WRITTEN TASK → Your task is to restate the data word for word.

INFORMATION PROVIDED →
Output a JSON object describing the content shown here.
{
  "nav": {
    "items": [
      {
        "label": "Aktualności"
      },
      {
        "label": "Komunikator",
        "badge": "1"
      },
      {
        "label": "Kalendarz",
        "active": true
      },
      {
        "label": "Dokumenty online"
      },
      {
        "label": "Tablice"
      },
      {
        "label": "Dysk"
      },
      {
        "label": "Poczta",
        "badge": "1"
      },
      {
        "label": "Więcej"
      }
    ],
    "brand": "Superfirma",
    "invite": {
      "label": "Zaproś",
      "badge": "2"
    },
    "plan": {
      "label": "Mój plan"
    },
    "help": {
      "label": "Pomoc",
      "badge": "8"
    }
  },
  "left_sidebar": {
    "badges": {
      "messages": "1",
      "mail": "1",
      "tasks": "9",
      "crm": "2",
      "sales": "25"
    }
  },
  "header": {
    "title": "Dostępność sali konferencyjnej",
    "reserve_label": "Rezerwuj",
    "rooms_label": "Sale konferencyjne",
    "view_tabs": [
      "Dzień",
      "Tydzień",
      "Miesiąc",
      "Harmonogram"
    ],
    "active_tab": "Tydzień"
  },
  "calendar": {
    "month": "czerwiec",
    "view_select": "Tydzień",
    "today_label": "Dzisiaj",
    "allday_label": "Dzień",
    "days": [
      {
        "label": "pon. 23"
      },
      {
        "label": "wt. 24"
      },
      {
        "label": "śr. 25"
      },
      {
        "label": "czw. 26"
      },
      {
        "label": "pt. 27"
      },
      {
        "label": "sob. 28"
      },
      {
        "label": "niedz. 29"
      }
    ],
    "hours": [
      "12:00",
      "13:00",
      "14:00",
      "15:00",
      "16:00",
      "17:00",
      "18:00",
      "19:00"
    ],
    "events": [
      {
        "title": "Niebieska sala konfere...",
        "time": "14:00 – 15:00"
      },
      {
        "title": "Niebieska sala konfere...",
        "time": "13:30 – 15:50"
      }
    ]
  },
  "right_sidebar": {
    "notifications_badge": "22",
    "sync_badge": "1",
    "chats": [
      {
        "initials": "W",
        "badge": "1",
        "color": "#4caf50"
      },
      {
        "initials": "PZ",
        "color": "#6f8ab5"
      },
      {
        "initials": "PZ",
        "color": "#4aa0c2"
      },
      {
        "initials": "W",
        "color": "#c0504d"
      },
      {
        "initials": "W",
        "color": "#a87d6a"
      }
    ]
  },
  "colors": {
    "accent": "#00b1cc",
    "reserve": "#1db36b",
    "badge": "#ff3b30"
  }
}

OUTPUT →
Output a JSON object describing the content shown here.
{
  "nav": {
    "items": [
      {
        "label": "Aktualności"
      },
      {
        "label": "Komunikator",
        "badge": "1"
      },
      {
        "label": "Kalendarz",
        "active": true
      },
      {
        "label": "Dokumenty online"
      },
      {
        "label": "Tablice"
      },
      {
        "label": "Dysk"
      },
      {
        "label": "Poczta",
        "badge": "1"
      },
      {
        "label": "Więcej"
      }
    ],
    "brand": "Superfirma",
    "invite": {
      "label": "Zaproś",
      "badge": "2"
    },
    "plan": {
      "label": "Mój plan"
    },
    "help": {
      "label": "Pomoc",
      "badge": "8"
    }
  },
  "left_sidebar": {
    "badges": {
      "messages": "1",
      "mail": "1",
      "tasks": "9",
      "crm": "2",
      "sales": "25"
    }
  },
  "header": {
    "title": "Dostępność sali konferencyjnej",
    "reserve_label": "Rezerwuj",
    "rooms_label": "Sale konferencyjne",
    "view_tabs": [
      "Dzień",
      "Tydzień",
      "Miesiąc",
      "Harmonogram"
    ],
    "active_tab": "Tydzień"
  },
  "calendar": {
    "month": "czerwiec",
    "view_select": "Tydzień",
    "today_label": "Dzisiaj",
    "allday_label": "Dzień",
    "days": [
      {
        "label": "pon. 23"
      },
      {
        "label": "wt. 24"
      },
      {
        "label": "śr. 25"
      },
      {
        "label": "czw. 26"
      },
      {
        "label": "pt. 27"
      },
      {
        "label": "sob. 28"
      },
      {
        "label": "niedz. 29"
      }
    ],
    "hours": [
      "12:00",
      "13:00",
      "14:00",
      "15:00",
      "16:00",
      "17:00",
      "18:00",
      "19:00"
    ],
    "events": [
      {
        "title": "Niebieska sala konfere...",
        "time": "14:00 – 15:00"
      },
      {
        "title": "Niebieska sala konfere...",
        "time": "13:30 – 15:50"
      }
    ]
  },
  "right_sidebar": {
    "notifications_badge": "22",
    "sync_badge": "1",
    "chats": [
      {
        "initials": "W",
        "badge": "1",
        "color": "#4caf50"
      },
      {
        "initials": "PZ",
        "color": "#6f8ab5"
      },
      {
        "initials": "PZ",
        "color": "#4aa0c2"
      },
      {
        "initials": "W",
        "color": "#c0504d"
      },
      {
        "initials": "W",
        "color": "#a87d6a"
      }
    ]
  },
  "colors": {
    "accent": "#00b1cc",
    "reserve": "#1db36b",
    "badge": "#ff3b30"
  }
}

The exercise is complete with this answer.